=== GIVEN TEXT ===
______________________________

I am trying to obtain the correct posterior distribution for a Bayes model with a uniform distribution for the likelihood, and a Pareto distribution for the prior (the Pareto is the conjugate prior for the Uniform). So far I have the following:
$p(a)$ is the prior
$p(D|a)$ is the likelihood of the data set D
$D = \{x_{1}, ... , x_{n}\}$ where all data points $x_1$ through $x_n$ are real valued, and $n$ is the total number of points
$p(a|D)$ is the posterior distribution (what I am trying to derive)
Now, the Uniform Distribution is defined like so:
$Unif(a|c) = \dfrac{1}{2c} \times I(a \in [-c, c])$
where $I(true) = 1$ and $I(false) = 0$.
And the Pareto distribution is defined like so:
$Pareto(a|m,k) = k \times m^{k} \times a^{-(k+1)}$
The likelihood is a slight variation of the uniform distribution:
$p(D|a) = (\dfrac{1}{2a})^{n} \times I(a \ge max(\{|x_{1}|, ... , |x_{n}|\}))$
The prior distribution is derived from the Pareto distribution:
$p(a) = k \times m^{k} \times a^{-(k+1)} \times I(a \ge m)$
The posterior distribution is the likelihood times the prior, normalized:
$p(a|D) = \dfrac{p(a) \ p(D|a)}{\int_{a' \in A} p(a') \ p(D|a') \ da'}$
Plug in the distribution formulas, and we get this:
$p(a|D) = \dfrac{k \ m^{k} \ a^{-(k+1)} \ (\dfrac{1}{2a})^{n} \times I(a \ge m) \times I(a \ge max(\{|x_{1}|, ... , |x_{n}|\}))}{\int_{a' \in A} k \ m^{k} \ a^{-(k+1)} \ (\dfrac{1}{2a})^{n} \times I(a \ge m) \times I(a \ge max(\{|x_{1}|, ... , |x_{n}|\})) \ da'}$
which we can re-arrange like so:
$p(a|D) = \dfrac{k \ m^{k} \ (\dfrac{1}{2})^{n} \times a^{-(n+k+1)} \times I(a \ge m) \times I(a \ge max(\{|x_{1}|, ... , |x_{n}|\}))}{k \ m^{k} \ (\dfrac{1}{2})^{n} \times \int_{a' \in A} \ a'^{-(n+k+1)} \times I(a' \ge m) \times I(a' \ge max(\{|x_{1}|, ... , |x_{n}|\})) \ da'}$
which we can simplify to:
$p(a|D) = \dfrac{a^{-(n+k+1)} \times I(a \ge m) \times I(a \ge max(\{|x_{1}|, ... , |x_{n}|\}))}{\int_{a' \in A} \ a'^{-(n+k+1)} \times I(a' \ge m) \times I(a' \ge max(\{|x_{1}|, ... , |x_{n}|\})) \ da'}$
if we simply set $m = max(\{|x_{1}, ... , |x_{n}|\})$, we can simplify to:
$p(a|D) = \dfrac{a^{-(n+k+1)} \times I(a \ge m) \times I(a \ge max(\{|x_{1}|, ... , |x_{n}|\}))}{\int_{a' = m}^{a' = +\infty} \ a'^{-(n+k+1)} \ da'}$
work out the integral on the bottom, we get the final answer for our posterior distribution:
$p(a|D) = \dfrac{a^{-(n+k+1)} \times I(a \ge m) \times I(a \ge max(\{|x_{1}|, ... , |x_{n}|\}))}{\dfrac{m^{-(n+k)}}{(n+k+1)}}$
where $n$ must be an integer greater than zero, and $k$ must be a real value greater than zero, and $m$ still satisfies this: $m = max(\{|x_{1}|, ... , |x_{n}|\})$
My question is this: our final answer for the posterior distribution (just like any other probability distribution) when integrated over its entire domain must equal 1 ... regardless of the values we pick for the hyper parameters (m, k, n, etc). But my answer does not. In fact, as the hyperparameters change, the value of the distribution when integrated also changes. Could someone please tell me where I went wrong? I've worked it out several times and keep arriving at the same answer.

______________________________

=== OBJECTIVE A ===
Can you sum up the posterior derivation above in two sentences?
=== OBJECTIVE B ===
Would you reproduce the part of the posterior derivation starting at "I am trying to obtain" and ending at "trying to derive)", word for word?

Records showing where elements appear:

______________________________

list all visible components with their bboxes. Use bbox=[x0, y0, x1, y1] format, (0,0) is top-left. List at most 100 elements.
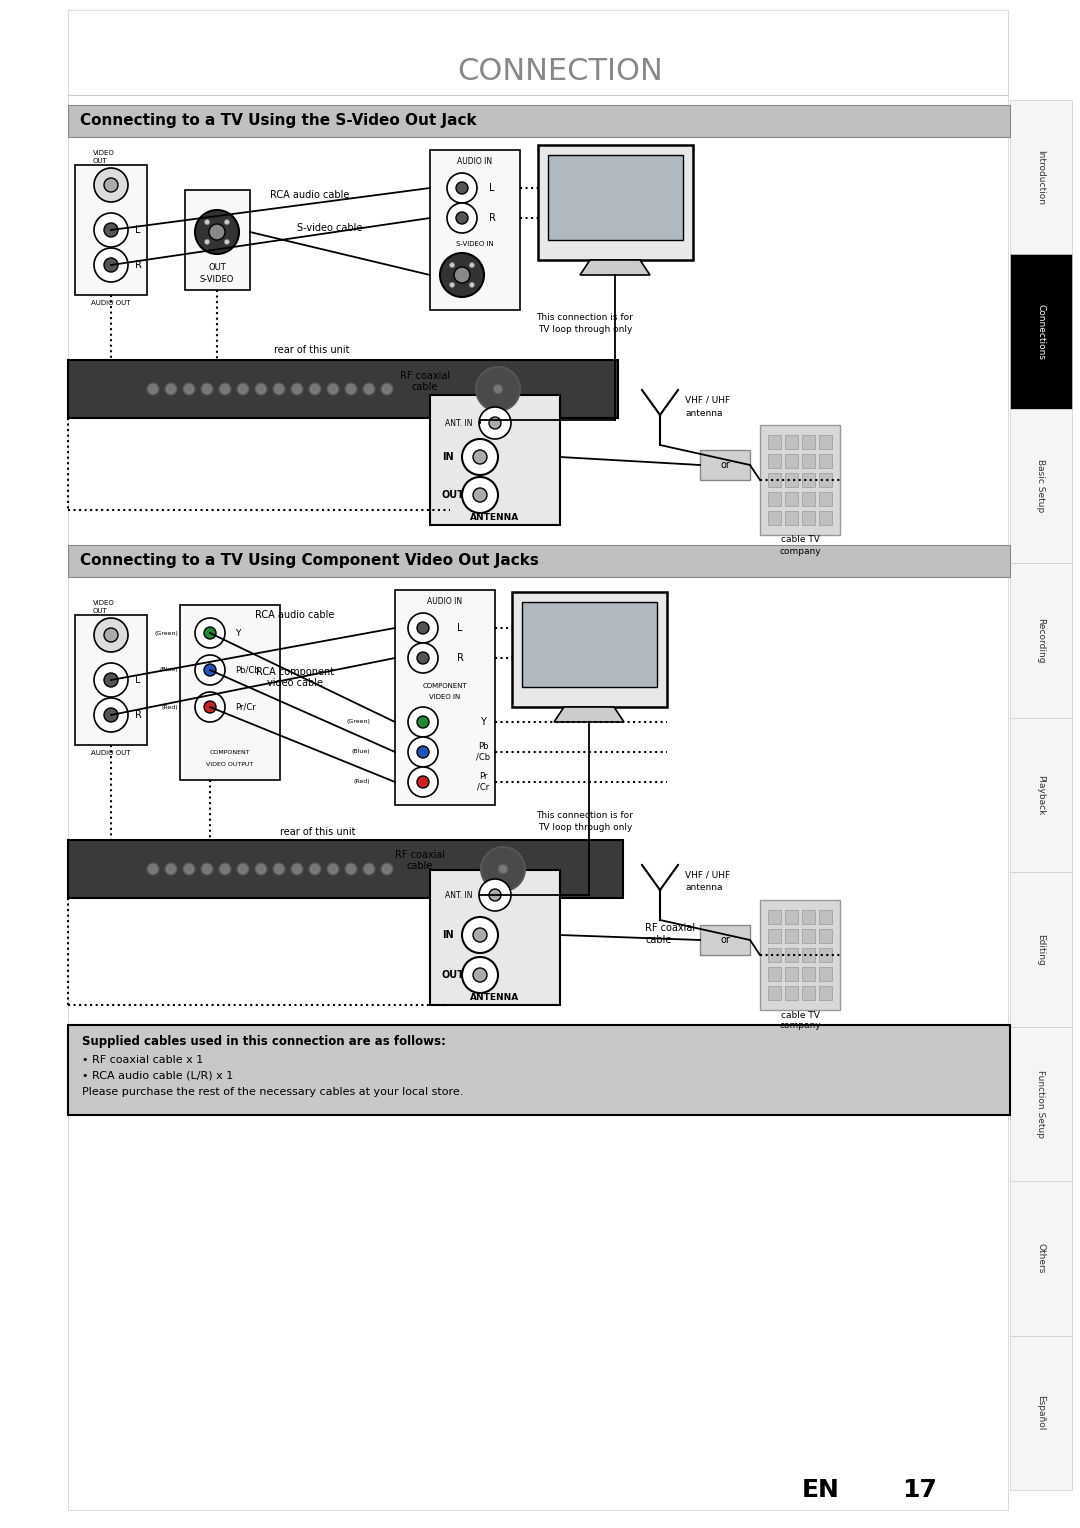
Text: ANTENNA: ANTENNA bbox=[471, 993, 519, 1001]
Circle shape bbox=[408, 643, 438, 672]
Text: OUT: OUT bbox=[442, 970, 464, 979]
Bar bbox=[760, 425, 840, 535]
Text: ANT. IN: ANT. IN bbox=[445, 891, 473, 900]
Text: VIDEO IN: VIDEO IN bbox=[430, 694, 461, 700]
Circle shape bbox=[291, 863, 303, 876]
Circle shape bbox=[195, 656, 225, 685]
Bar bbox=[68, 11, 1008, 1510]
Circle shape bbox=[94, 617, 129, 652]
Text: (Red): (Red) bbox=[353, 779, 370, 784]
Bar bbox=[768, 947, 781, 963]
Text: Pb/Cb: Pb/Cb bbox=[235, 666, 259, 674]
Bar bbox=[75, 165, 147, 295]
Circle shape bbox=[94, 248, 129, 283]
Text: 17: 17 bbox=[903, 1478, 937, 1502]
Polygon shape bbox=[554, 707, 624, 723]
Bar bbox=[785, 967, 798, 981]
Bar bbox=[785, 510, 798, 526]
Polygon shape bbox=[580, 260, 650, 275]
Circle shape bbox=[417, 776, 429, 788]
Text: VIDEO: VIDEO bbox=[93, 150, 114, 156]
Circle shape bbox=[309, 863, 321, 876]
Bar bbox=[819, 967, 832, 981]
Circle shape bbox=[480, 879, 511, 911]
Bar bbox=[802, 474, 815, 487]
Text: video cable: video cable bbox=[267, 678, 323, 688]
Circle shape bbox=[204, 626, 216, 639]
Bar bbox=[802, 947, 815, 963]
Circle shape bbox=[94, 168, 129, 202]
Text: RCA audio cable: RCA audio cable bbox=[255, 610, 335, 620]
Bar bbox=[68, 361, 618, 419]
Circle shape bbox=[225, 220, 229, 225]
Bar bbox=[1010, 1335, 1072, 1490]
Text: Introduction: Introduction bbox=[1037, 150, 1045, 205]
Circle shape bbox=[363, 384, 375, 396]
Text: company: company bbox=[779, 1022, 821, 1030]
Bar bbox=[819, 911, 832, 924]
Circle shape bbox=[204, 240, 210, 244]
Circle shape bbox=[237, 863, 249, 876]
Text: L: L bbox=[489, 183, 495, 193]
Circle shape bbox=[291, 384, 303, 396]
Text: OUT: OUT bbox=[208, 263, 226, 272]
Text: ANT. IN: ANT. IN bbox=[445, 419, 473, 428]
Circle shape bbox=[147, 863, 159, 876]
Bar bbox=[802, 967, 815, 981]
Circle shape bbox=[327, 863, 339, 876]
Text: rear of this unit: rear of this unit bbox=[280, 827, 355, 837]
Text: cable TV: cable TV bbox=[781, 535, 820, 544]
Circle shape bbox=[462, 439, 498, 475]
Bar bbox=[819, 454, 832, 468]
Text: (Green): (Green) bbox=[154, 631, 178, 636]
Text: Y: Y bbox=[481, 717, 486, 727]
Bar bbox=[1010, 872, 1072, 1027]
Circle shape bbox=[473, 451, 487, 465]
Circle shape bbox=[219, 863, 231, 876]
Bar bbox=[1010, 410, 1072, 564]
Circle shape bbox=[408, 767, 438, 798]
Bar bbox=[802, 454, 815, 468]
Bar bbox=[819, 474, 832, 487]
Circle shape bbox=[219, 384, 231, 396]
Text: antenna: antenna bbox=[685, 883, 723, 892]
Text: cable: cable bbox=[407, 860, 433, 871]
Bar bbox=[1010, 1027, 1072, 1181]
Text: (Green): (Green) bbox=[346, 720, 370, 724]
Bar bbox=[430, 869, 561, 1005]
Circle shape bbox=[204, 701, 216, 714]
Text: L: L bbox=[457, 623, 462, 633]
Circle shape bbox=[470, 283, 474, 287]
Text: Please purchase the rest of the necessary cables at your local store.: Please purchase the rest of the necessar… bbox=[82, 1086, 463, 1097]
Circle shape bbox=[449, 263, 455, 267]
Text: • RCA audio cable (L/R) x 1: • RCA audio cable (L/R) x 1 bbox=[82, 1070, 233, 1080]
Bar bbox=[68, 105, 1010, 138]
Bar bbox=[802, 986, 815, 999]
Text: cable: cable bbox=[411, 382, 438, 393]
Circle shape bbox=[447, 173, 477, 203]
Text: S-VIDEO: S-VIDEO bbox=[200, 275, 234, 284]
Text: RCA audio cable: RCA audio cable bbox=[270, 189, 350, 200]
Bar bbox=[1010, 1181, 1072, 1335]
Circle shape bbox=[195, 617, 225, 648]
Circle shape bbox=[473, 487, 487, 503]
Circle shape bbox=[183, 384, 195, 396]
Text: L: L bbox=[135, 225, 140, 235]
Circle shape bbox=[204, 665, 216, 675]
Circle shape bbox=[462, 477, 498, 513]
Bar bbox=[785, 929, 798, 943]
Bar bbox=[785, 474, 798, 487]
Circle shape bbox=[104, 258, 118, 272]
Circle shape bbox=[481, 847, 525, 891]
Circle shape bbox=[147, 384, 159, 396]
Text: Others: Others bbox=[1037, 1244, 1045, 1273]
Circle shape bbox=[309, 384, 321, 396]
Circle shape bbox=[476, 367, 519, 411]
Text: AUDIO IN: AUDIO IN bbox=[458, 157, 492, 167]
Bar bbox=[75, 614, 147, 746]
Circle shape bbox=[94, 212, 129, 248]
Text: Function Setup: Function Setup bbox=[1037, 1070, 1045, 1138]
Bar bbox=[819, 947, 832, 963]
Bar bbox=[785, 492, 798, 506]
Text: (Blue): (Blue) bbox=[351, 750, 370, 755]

______________________________

=== EXERCISE ANSWER A ===
The writer tries to derive the posterior distribution for a Bayes model with a uniform likelihood and a Pareto prior by multiplying the two and normalizing, then simplifies by setting m equal to the largest absolute data value and works out the integral in the denominator. The resulting posterior does not integrate to 1, and its integral changes as the hyperparameters change, so the writer asks where the derivation went wrong.

=== EXERCISE ANSWER B ===
I am trying to obtain the correct posterior distribution for a Bayes model with a uniform distribution for the likelihood, and a Pareto distribution for the prior (the Pareto is the conjugate prior for the Uniform). So far I have the following:
$p(a)$ is the prior
$p(D|a)$ is the likelihood of the data set D
$D = \{x_{1}, ... , x_{n}\}$ where all data points $x_1$ through $x_n$ are real valued, and $n$ is the total number of points
$p(a|D)$ is the posterior distribution (what I am trying to derive)